**What you will do**
Exclude the pictures, then copy all remaining records exactly.

**Available data**
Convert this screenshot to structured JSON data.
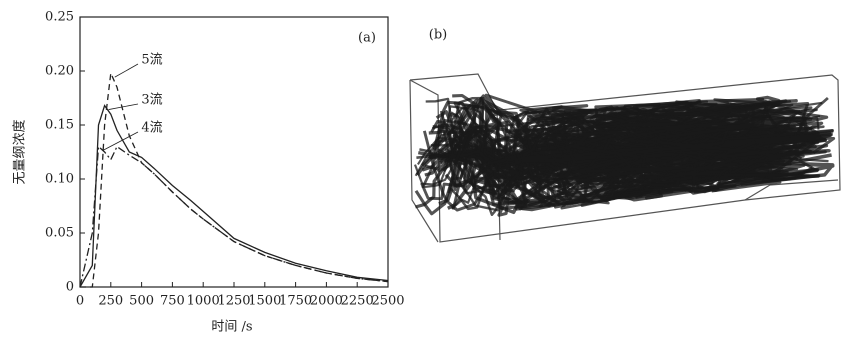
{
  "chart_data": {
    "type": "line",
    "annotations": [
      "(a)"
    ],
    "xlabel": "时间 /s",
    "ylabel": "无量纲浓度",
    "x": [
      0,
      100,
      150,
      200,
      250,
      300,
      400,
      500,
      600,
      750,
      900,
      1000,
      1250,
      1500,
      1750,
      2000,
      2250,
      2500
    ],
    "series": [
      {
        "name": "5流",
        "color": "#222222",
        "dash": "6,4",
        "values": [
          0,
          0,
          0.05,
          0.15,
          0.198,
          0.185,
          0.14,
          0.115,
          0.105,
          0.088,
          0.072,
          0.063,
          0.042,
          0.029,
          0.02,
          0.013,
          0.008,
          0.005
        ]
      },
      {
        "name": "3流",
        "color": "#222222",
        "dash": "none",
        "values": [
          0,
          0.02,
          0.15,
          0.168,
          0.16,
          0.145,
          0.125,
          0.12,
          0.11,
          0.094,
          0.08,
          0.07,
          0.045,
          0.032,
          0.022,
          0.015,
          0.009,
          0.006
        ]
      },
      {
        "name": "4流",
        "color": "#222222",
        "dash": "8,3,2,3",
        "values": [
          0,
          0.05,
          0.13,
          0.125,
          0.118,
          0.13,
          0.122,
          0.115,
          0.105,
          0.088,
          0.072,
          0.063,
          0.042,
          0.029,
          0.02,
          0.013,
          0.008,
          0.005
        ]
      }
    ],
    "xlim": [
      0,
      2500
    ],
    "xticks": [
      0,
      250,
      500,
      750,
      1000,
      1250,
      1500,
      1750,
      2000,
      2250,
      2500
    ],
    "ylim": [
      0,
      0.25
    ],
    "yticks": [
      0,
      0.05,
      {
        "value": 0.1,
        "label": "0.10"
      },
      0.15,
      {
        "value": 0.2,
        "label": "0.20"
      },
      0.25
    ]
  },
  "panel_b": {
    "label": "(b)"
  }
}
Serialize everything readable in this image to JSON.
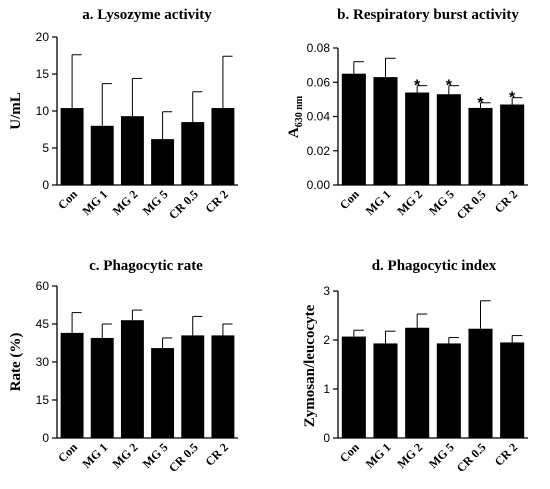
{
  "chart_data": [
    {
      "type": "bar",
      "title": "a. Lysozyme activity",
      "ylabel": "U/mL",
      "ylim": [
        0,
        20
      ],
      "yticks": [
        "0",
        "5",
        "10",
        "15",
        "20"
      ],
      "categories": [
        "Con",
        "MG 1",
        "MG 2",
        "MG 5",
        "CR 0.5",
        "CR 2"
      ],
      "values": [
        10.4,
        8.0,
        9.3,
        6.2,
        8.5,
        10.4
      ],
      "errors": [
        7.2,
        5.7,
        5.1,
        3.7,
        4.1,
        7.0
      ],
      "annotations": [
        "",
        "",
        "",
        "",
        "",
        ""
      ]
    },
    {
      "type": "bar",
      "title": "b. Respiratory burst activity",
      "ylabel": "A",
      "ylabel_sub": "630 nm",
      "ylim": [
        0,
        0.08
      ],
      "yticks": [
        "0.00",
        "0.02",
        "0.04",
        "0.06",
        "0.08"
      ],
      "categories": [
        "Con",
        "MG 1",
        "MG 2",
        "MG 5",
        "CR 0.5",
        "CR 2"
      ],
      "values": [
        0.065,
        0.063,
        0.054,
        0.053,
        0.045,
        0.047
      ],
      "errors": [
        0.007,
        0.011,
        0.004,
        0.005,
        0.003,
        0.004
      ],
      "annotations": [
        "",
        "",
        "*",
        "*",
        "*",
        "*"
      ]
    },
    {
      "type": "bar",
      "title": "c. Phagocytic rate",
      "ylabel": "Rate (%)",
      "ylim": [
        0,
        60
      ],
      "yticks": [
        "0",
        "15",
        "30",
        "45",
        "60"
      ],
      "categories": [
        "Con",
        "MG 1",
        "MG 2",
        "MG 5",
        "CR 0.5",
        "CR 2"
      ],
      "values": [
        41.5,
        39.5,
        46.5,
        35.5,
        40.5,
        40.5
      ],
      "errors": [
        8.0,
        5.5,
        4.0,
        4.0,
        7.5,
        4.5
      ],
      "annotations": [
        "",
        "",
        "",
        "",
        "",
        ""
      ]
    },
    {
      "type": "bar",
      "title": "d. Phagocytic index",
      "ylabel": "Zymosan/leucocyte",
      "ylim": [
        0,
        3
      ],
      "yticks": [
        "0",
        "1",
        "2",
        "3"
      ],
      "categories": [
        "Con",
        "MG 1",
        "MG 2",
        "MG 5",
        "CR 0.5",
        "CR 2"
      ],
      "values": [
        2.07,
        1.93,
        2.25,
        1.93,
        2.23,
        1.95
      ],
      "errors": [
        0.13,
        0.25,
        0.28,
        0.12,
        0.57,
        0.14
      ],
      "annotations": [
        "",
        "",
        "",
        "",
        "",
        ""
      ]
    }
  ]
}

**Response to this exercise**
Convert this screenshot to structured JSON data.
{
  "chart_data": {
    "type": "line",
    "annotations": [
      "(a)"
    ],
    "xlabel": "时间 /s",
    "ylabel": "无量纲浓度",
    "x": [
      0,
      100,
      150,
      200,
      250,
      300,
      400,
      500,
      600,
      750,
      900,
      1000,
      1250,
      1500,
      1750,
      2000,
      2250,
      2500
    ],
    "series": [
      {
        "name": "5流",
        "color": "#222222",
        "dash": "6,4",
        "values": [
          0,
          0,
          0.05,
          0.15,
          0.198,
          0.185,
          0.14,
          0.115,
          0.105,
          0.088,
          0.072,
          0.063,
          0.042,
          0.029,
          0.02,
          0.013,
          0.008,
          0.005
        ]
      },
      {
        "name": "3流",
        "color": "#222222",
        "dash": "none",
        "values": [
          0,
          0.02,
          0.15,
          0.168,
          0.16,
          0.145,
          0.125,
          0.12,
          0.11,
          0.094,
          0.08,
          0.07,
          0.045,
          0.032,
          0.022,
          0.015,
          0.009,
          0.006
        ]
      },
      {
        "name": "4流",
        "color": "#222222",
        "dash": "8,3,2,3",
        "values": [
          0,
          0.05,
          0.13,
          0.125,
          0.118,
          0.13,
          0.122,
          0.115,
          0.105,
          0.088,
          0.072,
          0.063,
          0.042,
          0.029,
          0.02,
          0.013,
          0.008,
          0.005
        ]
      }
    ],
    "xlim": [
      0,
      2500
    ],
    "xticks": [
      0,
      250,
      500,
      750,
      1000,
      1250,
      1500,
      1750,
      2000,
      2250,
      2500
    ],
    "ylim": [
      0,
      0.25
    ],
    "yticks": [
      0,
      0.05,
      {
        "value": 0.1,
        "label": "0.10"
      },
      0.15,
      {
        "value": 0.2,
        "label": "0.20"
      },
      0.25
    ]
  },
  "panel_b": {
    "label": "(b)"
  }
}
Serialize everything readable in this image to JSON.
{
  "chart_data": [
    {
      "type": "bar",
      "title": "a. Lysozyme activity",
      "ylabel": "U/mL",
      "ylim": [
        0,
        20
      ],
      "yticks": [
        "0",
        "5",
        "10",
        "15",
        "20"
      ],
      "categories": [
        "Con",
        "MG 1",
        "MG 2",
        "MG 5",
        "CR 0.5",
        "CR 2"
      ],
      "values": [
        10.4,
        8.0,
        9.3,
        6.2,
        8.5,
        10.4
      ],
      "errors": [
        7.2,
        5.7,
        5.1,
        3.7,
        4.1,
        7.0
      ],
      "annotations": [
        "",
        "",
        "",
        "",
        "",
        ""
      ]
    },
    {
      "type": "bar",
      "title": "b. Respiratory burst activity",
      "ylabel": "A",
      "ylabel_sub": "630 nm",
      "ylim": [
        0,
        0.08
      ],
      "yticks": [
        "0.00",
        "0.02",
        "0.04",
        "0.06",
        "0.08"
      ],
      "categories": [
        "Con",
        "MG 1",
        "MG 2",
        "MG 5",
        "CR 0.5",
        "CR 2"
      ],
      "values": [
        0.065,
        0.063,
        0.054,
        0.053,
        0.045,
        0.047
      ],
      "errors": [
        0.007,
        0.011,
        0.004,
        0.005,
        0.003,
        0.004
      ],
      "annotations": [
        "",
        "",
        "*",
        "*",
        "*",
        "*"
      ]
    },
    {
      "type": "bar",
      "title": "c. Phagocytic rate",
      "ylabel": "Rate (%)",
      "ylim": [
        0,
        60
      ],
      "yticks": [
        "0",
        "15",
        "30",
        "45",
        "60"
      ],
      "categories": [
        "Con",
        "MG 1",
        "MG 2",
        "MG 5",
        "CR 0.5",
        "CR 2"
      ],
      "values": [
        41.5,
        39.5,
        46.5,
        35.5,
        40.5,
        40.5
      ],
      "errors": [
        8.0,
        5.5,
        4.0,
        4.0,
        7.5,
        4.5
      ],
      "annotations": [
        "",
        "",
        "",
        "",
        "",
        ""
      ]
    },
    {
      "type": "bar",
      "title": "d. Phagocytic index",
      "ylabel": "Zymosan/leucocyte",
      "ylim": [
        0,
        3
      ],
      "yticks": [
        "0",
        "1",
        "2",
        "3"
      ],
      "categories": [
        "Con",
        "MG 1",
        "MG 2",
        "MG 5",
        "CR 0.5",
        "CR 2"
      ],
      "values": [
        2.07,
        1.93,
        2.25,
        1.93,
        2.23,
        1.95
      ],
      "errors": [
        0.13,
        0.25,
        0.28,
        0.12,
        0.57,
        0.14
      ],
      "annotations": [
        "",
        "",
        "",
        "",
        "",
        ""
      ]
    }
  ]
}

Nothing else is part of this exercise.